= WHAT YOU SHOULD DO =
Please retype the records below exactly, leaving out any pictures.

Begin

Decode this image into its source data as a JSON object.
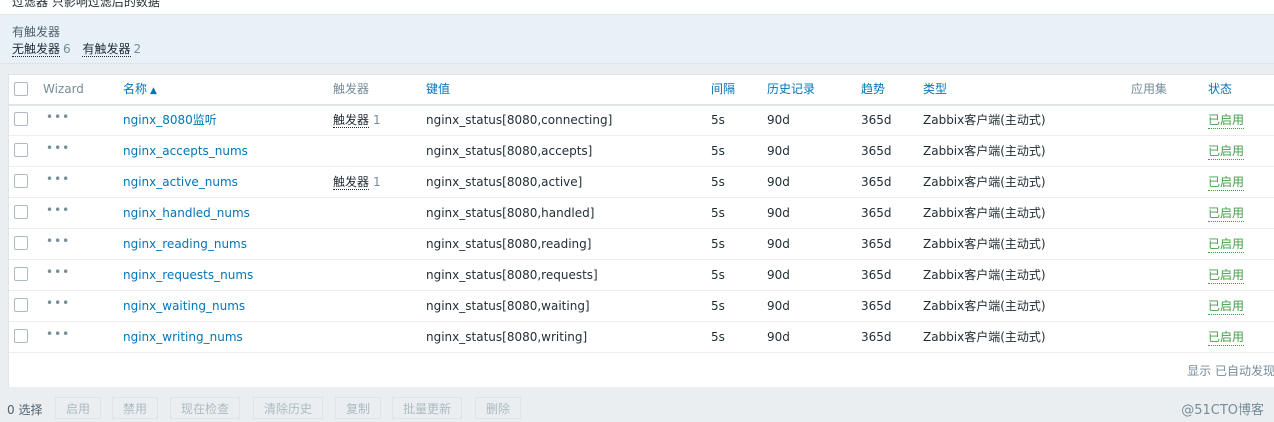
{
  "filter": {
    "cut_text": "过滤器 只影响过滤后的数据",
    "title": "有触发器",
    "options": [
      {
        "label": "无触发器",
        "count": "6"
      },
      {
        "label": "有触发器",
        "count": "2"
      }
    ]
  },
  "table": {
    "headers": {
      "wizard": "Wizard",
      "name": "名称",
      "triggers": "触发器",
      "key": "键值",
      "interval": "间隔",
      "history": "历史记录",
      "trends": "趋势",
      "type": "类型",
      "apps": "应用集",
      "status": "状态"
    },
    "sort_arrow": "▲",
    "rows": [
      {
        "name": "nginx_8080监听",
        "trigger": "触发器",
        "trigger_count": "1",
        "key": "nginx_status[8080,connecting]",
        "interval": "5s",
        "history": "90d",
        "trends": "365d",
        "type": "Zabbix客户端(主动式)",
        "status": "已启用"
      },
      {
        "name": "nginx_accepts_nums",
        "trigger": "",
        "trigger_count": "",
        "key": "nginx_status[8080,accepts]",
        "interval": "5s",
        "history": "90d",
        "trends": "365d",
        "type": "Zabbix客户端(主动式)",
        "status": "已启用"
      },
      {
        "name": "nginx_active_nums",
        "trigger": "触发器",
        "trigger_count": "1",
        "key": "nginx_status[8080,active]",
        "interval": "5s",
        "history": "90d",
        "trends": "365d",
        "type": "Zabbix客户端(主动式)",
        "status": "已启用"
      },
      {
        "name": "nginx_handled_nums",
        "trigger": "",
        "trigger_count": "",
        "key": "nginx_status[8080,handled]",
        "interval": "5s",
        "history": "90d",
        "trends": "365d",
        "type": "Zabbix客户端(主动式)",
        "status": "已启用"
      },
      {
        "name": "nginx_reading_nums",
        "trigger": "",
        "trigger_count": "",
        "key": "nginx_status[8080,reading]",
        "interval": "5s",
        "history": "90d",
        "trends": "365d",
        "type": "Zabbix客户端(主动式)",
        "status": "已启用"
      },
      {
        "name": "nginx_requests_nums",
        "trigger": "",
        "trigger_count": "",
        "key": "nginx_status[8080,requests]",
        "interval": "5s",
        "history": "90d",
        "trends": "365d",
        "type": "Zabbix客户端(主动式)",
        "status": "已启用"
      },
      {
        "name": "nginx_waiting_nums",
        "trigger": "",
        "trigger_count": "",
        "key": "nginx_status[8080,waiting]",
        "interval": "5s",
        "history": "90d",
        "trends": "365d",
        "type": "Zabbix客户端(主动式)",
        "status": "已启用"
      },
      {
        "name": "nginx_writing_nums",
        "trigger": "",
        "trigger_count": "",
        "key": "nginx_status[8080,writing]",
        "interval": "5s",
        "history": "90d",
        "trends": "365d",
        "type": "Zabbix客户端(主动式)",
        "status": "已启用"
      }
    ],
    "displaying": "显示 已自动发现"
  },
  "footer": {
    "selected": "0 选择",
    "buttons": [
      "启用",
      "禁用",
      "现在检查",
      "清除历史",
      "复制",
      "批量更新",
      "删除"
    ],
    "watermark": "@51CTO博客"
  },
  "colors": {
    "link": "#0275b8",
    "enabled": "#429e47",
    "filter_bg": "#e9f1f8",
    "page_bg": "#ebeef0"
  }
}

End

= FINAL ANSWER =
Decode this image into its source data as a JSON object.
{
  "filter": {
    "cut_text": "过滤器 只影响过滤后的数据",
    "title": "有触发器",
    "options": [
      {
        "label": "无触发器",
        "count": "6"
      },
      {
        "label": "有触发器",
        "count": "2"
      }
    ]
  },
  "table": {
    "headers": {
      "wizard": "Wizard",
      "name": "名称",
      "triggers": "触发器",
      "key": "键值",
      "interval": "间隔",
      "history": "历史记录",
      "trends": "趋势",
      "type": "类型",
      "apps": "应用集",
      "status": "状态"
    },
    "sort_arrow": "▲",
    "rows": [
      {
        "name": "nginx_8080监听",
        "trigger": "触发器",
        "trigger_count": "1",
        "key": "nginx_status[8080,connecting]",
        "interval": "5s",
        "history": "90d",
        "trends": "365d",
        "type": "Zabbix客户端(主动式)",
        "status": "已启用"
      },
      {
        "name": "nginx_accepts_nums",
        "trigger": "",
        "trigger_count": "",
        "key": "nginx_status[8080,accepts]",
        "interval": "5s",
        "history": "90d",
        "trends": "365d",
        "type": "Zabbix客户端(主动式)",
        "status": "已启用"
      },
      {
        "name": "nginx_active_nums",
        "trigger": "触发器",
        "trigger_count": "1",
        "key": "nginx_status[8080,active]",
        "interval": "5s",
        "history": "90d",
        "trends": "365d",
        "type": "Zabbix客户端(主动式)",
        "status": "已启用"
      },
      {
        "name": "nginx_handled_nums",
        "trigger": "",
        "trigger_count": "",
        "key": "nginx_status[8080,handled]",
        "interval": "5s",
        "history": "90d",
        "trends": "365d",
        "type": "Zabbix客户端(主动式)",
        "status": "已启用"
      },
      {
        "name": "nginx_reading_nums",
        "trigger": "",
        "trigger_count": "",
        "key": "nginx_status[8080,reading]",
        "interval": "5s",
        "history": "90d",
        "trends": "365d",
        "type": "Zabbix客户端(主动式)",
        "status": "已启用"
      },
      {
        "name": "nginx_requests_nums",
        "trigger": "",
        "trigger_count": "",
        "key": "nginx_status[8080,requests]",
        "interval": "5s",
        "history": "90d",
        "trends": "365d",
        "type": "Zabbix客户端(主动式)",
        "status": "已启用"
      },
      {
        "name": "nginx_waiting_nums",
        "trigger": "",
        "trigger_count": "",
        "key": "nginx_status[8080,waiting]",
        "interval": "5s",
        "history": "90d",
        "trends": "365d",
        "type": "Zabbix客户端(主动式)",
        "status": "已启用"
      },
      {
        "name": "nginx_writing_nums",
        "trigger": "",
        "trigger_count": "",
        "key": "nginx_status[8080,writing]",
        "interval": "5s",
        "history": "90d",
        "trends": "365d",
        "type": "Zabbix客户端(主动式)",
        "status": "已启用"
      }
    ],
    "displaying": "显示 已自动发现"
  },
  "footer": {
    "selected": "0 选择",
    "buttons": [
      "启用",
      "禁用",
      "现在检查",
      "清除历史",
      "复制",
      "批量更新",
      "删除"
    ],
    "watermark": "@51CTO博客"
  },
  "colors": {
    "link": "#0275b8",
    "enabled": "#429e47",
    "filter_bg": "#e9f1f8",
    "page_bg": "#ebeef0"
  }
}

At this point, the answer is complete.